ACTIONS TO TAKE ->
**a.** Using the review of "Ansel Adams: 400 Photographs," explain in one to three sentences what Andrea Stillman achieves by arranging the plates in five chronological sections, each preceded by a brief biographical essay.
**b.** Carry on the review of "Ansel Adams: 400 Photographs" from its last sentence.

That sophisticated freshness of view graces almost every page of “Ansel Adams: 400 Photographs” (Little, Brown, 440 pages, $40), edited by Andrea Stillman. Ms. Stillman, who worked with Adams and has published several previous compilations of his prints, here gives the fullest overview of his achievement, beginning with the first (astonishingly fine) snapshots Adams took of Yosemite with his Kodak Brownie Box camera in 1916, when he was 14 years old, and continuing through every major stage of his career up to 1968. The result is a magnificent book. Though no reproduction can convey the beauty of an original Adams print, the plates here give an accurate sense of the subtle tonalities of his greatest work. By grouping them in five chronological sections, each prefaced by a succinct biographical essay, Ms. Stillman enables us to trace Adams’s development from early virtuosity to sustained accomplishment. A useful concluding section of “thumbnail images” provides documentary information, often in Adams’s own words, on individual prints.

INFORMATION ->
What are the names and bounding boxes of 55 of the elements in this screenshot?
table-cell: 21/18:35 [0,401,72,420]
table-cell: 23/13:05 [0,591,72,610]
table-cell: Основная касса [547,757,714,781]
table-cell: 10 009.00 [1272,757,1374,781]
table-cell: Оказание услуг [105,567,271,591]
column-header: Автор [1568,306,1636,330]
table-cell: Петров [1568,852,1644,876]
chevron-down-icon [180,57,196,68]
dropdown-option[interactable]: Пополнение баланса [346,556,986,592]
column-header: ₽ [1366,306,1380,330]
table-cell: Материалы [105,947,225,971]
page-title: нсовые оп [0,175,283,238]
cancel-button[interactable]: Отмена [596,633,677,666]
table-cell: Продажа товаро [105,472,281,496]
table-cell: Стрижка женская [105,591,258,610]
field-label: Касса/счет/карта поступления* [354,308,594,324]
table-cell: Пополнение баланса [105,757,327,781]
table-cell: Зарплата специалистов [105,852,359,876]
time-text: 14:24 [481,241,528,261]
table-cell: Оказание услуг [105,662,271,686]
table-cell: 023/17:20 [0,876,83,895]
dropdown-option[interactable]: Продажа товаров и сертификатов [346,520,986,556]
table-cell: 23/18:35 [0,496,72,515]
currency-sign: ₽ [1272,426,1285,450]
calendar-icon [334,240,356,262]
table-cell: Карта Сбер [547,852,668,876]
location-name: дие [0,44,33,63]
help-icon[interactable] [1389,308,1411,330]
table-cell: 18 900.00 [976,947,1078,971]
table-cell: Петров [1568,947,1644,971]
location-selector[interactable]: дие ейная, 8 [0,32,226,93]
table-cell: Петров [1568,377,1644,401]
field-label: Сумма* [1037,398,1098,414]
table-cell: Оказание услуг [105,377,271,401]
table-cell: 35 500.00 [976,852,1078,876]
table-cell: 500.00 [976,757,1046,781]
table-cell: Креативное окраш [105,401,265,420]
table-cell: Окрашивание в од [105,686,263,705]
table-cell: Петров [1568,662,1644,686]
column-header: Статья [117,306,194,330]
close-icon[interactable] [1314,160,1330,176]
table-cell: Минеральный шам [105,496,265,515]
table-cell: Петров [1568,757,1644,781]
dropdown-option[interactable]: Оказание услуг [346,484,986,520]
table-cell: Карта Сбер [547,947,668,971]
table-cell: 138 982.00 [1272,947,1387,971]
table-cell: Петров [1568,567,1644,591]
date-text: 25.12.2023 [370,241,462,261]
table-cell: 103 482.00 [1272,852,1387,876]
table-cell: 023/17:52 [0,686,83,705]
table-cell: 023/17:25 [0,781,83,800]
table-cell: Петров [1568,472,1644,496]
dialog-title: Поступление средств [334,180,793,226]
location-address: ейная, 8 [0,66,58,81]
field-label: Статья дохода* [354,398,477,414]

RESPONSES PER TASK ->
**a.** Grouping the plates this way lets readers follow Adams's development from early virtuosity to sustained accomplishment.

**b.**
As the progression of images makes plain, Adams’s genius was always for landscape. Ms. Stillman includes a number of portraits of Edward Weston, Dorothea Lange, Georgia O’Keeffe and others (his 1927 portrait of the poet Robinson Jeffers is especially beautiful). But on the whole, Adams’s portraiture lacks that sympathetic quickness of discernment a convincing portrait demands; we never sense the person beneath the pose. Like a landscape, a face is made up of planes and contours, highlights and shadows, and these Adams rendered superbly and yet, the essential enigma any human visage displays eluded his lens. By contrast, he gazed on peaks and cliffsides and snaking rivers as though they were the features of a much-loved face. In his great “Mount Williamson, Sierra Nevada, from Manzanar, California” of 1944, the lichens that speckle the strewn boulders beneath the peaks, as well as the luminous wisps of cloud high in the sky, are dense with mysterious but familiar presences. The wildest and loneliest natural scenes that Adams looked upon seem to have looked back at him with unexpected recognition.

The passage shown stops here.